> [Selected passage]
Start
As a result of being tasered and consequent upon his fall the appellant sustained a traumatic head injury classified as minor by a consultant neurologist. This injury caused severe headaches accompanied by nausea, blurred vision and light sensitivity. The headaches gradually reduced in severity over a period of two years before resolving. The appellant also suffered moderate post-traumatic stress disorder.

16.

Because he had used a taser, PC Pringle was required to complete a Use of Force form which he did shortly after the incident. In a section entitled “Information/Intelligence” the officer gave a description of the appellant as follows: “Male of heavily muscular build, in a heightened emotional state. Being arrested. Making verbal threats. Male removed wristwatch having pushed police hands away from him and assumed a fighting stance. Repeatedly ignored commands to put hands out to be cuffed and to calm down….” Under the heading “Threat assessment” the officer wrote: “Significant physical threat posed due to subject’s aggressive attitude, stance and general agitation.”

17.

The Authorised Police Practice (“APP”) as published by the College of Policing was part of the evidence before the judge. The section relating to tasers (referred to as conducted energy devices) was first published in 2013. The judge had the version as updated on 1 March 2022. The updated version made no material changes to the original version. The APP set out the possible effects of the use of a taser on an individual. It referred to the risk of head injury from an uncontrolled fall. In relation to use of a taser the APP stated:

“Taser should only be used as a proportionate response to an identified threat. It should not be used to simply gain compliance with instructions or procedures where compliance is not linked to such a threat or where a threat has been reduced to such an extent that Taser use would no longer be proportionate. The duration of the initial discharge and any subsequent discharge must be proportionate, lawful, accountable and absolutely necessary (PLAN).”

18.

As the judge noted, under the terms of section 5(1)(b) of the Firearms Act 1968 a taser is a prohibited weapon.

The trial

19.
End
> [Source data]
Start
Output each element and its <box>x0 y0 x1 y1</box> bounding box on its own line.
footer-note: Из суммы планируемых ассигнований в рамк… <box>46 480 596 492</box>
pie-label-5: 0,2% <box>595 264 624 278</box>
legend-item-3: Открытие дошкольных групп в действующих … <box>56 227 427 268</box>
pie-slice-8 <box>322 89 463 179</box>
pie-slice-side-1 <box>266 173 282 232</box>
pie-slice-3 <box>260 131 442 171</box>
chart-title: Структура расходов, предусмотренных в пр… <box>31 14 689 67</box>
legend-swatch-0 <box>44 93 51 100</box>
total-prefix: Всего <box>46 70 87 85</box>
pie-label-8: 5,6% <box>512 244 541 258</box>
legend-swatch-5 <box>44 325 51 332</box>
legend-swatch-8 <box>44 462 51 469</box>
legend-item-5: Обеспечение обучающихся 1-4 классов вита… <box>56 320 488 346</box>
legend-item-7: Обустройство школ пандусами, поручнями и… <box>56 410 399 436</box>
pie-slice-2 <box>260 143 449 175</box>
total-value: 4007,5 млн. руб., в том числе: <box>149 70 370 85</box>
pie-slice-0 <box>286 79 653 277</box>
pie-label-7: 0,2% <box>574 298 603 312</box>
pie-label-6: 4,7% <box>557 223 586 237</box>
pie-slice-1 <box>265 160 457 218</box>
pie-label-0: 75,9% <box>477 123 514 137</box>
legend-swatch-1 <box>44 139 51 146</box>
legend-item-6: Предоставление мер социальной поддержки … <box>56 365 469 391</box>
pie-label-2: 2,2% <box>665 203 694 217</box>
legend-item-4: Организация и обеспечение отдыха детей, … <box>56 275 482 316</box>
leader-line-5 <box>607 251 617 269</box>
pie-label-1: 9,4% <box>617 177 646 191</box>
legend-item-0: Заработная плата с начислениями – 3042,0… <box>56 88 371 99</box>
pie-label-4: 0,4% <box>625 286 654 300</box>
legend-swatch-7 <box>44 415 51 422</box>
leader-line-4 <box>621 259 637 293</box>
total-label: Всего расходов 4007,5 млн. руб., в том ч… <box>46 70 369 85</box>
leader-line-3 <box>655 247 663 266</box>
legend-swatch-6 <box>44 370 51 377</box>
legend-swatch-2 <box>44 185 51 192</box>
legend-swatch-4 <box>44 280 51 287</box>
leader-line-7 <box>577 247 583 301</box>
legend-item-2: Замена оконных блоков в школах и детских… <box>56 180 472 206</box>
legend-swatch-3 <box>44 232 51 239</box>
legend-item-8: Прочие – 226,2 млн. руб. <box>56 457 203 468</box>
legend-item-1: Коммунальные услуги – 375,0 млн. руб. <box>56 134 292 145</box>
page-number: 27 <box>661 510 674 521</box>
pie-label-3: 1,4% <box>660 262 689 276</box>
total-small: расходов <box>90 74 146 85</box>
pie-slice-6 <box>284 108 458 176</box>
End
> [Set exercise 1]
According to the judgment excerpt, what four qualities must the duration of a taser discharge have, as summarized by the acronym PLAN?
> [Set exercise 2]
Answer each question from the judgment excerpt:
(a) Which body published the Authorised Police Practice?
(b) Over what period did the appellant's headaches gradually reduce in severity before resolving?
(c) Under which statutory provision is a taser a prohibited weapon?
> [Set exercise 3]
Write out everything in the judgment excerpt from "As a result" down to "post-traumatic stress disorder.".
Rely solely on the judgment excerpt when responding.

> [Exercise response 1]
Proportionate, lawful, accountable and absolutely necessary.

> [Exercise response 2]
(a) The College of Policing.
(b) Two years.
(c) Section 5(1)(b) of the Firearms Act 1968.

> [Exercise response 3]
As a result of being tasered and consequent upon his fall the appellant sustained a traumatic head injury classified as minor by a consultant neurologist. This injury caused severe headaches accompanied by nausea, blurred vision and light sensitivity. The headaches gradually reduced in severity over a period of two years before resolving. The appellant also suffered moderate post-traumatic stress disorder.